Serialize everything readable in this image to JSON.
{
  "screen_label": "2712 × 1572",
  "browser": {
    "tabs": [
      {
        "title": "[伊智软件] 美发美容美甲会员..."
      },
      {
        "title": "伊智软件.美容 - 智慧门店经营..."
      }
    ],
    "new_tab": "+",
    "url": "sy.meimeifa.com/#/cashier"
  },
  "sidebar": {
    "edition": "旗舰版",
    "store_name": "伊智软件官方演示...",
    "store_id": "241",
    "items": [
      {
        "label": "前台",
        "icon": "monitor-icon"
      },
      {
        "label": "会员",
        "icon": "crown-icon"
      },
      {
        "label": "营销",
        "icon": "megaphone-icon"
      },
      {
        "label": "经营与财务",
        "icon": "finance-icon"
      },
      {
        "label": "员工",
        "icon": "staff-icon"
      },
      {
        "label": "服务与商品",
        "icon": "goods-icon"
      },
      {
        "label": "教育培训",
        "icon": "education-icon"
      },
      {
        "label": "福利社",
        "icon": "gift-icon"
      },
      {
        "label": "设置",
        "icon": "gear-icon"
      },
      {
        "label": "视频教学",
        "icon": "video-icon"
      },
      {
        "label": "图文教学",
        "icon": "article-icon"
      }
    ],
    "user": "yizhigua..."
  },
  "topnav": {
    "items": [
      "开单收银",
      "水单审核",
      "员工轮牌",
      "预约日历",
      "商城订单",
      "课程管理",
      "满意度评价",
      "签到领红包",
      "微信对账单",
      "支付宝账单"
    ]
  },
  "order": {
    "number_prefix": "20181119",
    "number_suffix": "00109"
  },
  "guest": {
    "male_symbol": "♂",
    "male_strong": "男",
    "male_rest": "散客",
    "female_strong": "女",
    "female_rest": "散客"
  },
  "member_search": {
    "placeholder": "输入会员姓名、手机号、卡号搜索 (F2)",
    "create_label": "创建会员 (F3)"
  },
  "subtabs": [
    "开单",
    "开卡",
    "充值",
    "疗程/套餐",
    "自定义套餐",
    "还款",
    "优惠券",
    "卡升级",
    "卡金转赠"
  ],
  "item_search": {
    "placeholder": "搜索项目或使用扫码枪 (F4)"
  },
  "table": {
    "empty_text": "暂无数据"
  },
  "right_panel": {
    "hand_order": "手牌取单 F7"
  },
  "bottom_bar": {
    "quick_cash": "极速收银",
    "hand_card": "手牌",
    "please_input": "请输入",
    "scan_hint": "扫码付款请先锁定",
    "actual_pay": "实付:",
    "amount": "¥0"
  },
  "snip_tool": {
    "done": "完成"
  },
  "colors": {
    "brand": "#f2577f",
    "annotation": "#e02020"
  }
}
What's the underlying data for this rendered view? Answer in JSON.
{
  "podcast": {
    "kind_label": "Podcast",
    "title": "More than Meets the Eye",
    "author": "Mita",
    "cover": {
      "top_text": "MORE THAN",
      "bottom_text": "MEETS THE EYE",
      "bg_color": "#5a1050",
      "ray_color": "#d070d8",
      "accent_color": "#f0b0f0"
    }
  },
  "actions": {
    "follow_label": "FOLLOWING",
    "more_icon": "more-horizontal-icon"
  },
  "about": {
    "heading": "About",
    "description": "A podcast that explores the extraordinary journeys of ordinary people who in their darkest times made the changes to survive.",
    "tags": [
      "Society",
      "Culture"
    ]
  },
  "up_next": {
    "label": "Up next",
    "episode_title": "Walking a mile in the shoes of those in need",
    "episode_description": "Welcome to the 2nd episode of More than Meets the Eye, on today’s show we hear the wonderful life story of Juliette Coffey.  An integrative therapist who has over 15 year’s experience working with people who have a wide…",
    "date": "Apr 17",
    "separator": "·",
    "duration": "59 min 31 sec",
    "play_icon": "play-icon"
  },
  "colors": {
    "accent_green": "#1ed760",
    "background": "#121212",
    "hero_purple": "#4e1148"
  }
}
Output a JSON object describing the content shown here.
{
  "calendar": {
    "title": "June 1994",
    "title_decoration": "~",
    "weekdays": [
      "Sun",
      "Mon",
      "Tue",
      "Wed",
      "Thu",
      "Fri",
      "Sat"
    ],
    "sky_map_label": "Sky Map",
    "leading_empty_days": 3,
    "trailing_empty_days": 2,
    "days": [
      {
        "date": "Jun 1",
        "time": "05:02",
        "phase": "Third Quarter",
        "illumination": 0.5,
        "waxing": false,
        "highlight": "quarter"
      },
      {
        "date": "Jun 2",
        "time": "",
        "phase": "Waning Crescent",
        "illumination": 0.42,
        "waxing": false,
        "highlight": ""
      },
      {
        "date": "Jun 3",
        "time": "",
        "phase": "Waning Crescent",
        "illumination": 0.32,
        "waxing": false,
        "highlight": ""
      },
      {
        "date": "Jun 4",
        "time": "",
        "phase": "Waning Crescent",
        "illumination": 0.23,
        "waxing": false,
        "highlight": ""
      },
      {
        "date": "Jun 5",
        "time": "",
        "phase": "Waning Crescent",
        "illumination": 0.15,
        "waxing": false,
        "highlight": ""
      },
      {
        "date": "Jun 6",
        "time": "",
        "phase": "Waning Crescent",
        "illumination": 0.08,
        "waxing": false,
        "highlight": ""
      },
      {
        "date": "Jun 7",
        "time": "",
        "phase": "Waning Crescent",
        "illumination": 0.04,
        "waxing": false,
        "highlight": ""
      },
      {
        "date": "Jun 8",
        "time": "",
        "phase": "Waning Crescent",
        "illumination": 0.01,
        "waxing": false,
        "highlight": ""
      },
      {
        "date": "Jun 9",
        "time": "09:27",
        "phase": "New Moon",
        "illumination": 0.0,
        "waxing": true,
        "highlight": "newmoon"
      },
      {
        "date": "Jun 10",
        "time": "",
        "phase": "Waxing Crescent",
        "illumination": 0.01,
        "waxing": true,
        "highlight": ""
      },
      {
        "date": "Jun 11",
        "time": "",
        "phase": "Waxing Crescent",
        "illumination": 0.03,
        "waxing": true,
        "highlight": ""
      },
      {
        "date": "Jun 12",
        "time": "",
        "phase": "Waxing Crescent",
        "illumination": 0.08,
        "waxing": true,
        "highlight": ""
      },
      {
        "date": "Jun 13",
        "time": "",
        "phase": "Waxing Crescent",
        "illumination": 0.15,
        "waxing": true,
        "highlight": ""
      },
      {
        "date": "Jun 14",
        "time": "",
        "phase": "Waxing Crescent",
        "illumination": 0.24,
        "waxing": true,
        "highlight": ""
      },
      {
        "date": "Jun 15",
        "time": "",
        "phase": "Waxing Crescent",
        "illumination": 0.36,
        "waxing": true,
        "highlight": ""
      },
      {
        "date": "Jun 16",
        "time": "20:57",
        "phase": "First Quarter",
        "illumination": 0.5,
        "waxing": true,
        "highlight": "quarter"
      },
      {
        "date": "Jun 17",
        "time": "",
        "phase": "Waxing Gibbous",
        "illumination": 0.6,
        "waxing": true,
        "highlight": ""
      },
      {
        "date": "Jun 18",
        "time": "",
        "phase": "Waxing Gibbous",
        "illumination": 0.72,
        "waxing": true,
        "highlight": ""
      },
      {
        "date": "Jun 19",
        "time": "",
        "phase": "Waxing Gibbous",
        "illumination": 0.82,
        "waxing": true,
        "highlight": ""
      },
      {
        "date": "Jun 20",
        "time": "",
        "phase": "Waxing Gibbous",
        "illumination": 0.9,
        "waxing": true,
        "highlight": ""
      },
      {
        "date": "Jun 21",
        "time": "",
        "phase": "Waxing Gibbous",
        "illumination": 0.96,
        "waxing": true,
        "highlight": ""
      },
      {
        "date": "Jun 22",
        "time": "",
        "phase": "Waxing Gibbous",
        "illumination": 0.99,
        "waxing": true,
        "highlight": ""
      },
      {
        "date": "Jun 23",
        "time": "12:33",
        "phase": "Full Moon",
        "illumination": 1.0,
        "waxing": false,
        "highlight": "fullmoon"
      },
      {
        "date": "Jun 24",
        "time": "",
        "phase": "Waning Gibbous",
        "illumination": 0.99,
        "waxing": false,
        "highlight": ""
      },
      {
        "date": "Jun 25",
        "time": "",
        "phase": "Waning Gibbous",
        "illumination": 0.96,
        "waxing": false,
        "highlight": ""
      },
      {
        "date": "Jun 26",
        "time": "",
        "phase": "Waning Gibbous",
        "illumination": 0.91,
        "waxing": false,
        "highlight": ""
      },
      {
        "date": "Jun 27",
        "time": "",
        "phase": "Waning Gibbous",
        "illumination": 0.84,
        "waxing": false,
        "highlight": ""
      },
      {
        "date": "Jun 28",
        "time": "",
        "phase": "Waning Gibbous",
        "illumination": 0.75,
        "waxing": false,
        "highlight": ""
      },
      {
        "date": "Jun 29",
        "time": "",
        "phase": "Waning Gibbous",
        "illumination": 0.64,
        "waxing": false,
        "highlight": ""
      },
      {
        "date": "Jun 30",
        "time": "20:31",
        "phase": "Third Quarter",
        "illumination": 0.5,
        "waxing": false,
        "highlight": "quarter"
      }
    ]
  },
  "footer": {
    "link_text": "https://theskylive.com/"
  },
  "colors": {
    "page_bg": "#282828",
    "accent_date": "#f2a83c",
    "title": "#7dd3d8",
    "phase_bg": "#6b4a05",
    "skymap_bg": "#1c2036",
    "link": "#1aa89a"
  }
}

:: Your task ::
Write out every line of the entries that holds the word "people".

:: Expected answer ::
    "description": "A podcast that explores the extraordinary journeys of ordinary people who in their darkest times made the changes to survive.",
    "episode_description": "Welcome to the 2nd episode of More than Meets the Eye, on today’s show we hear the wonderful life story of Juliette Coffey.  An integrative therapist who has over 15 year’s experience working with people who have a wide…",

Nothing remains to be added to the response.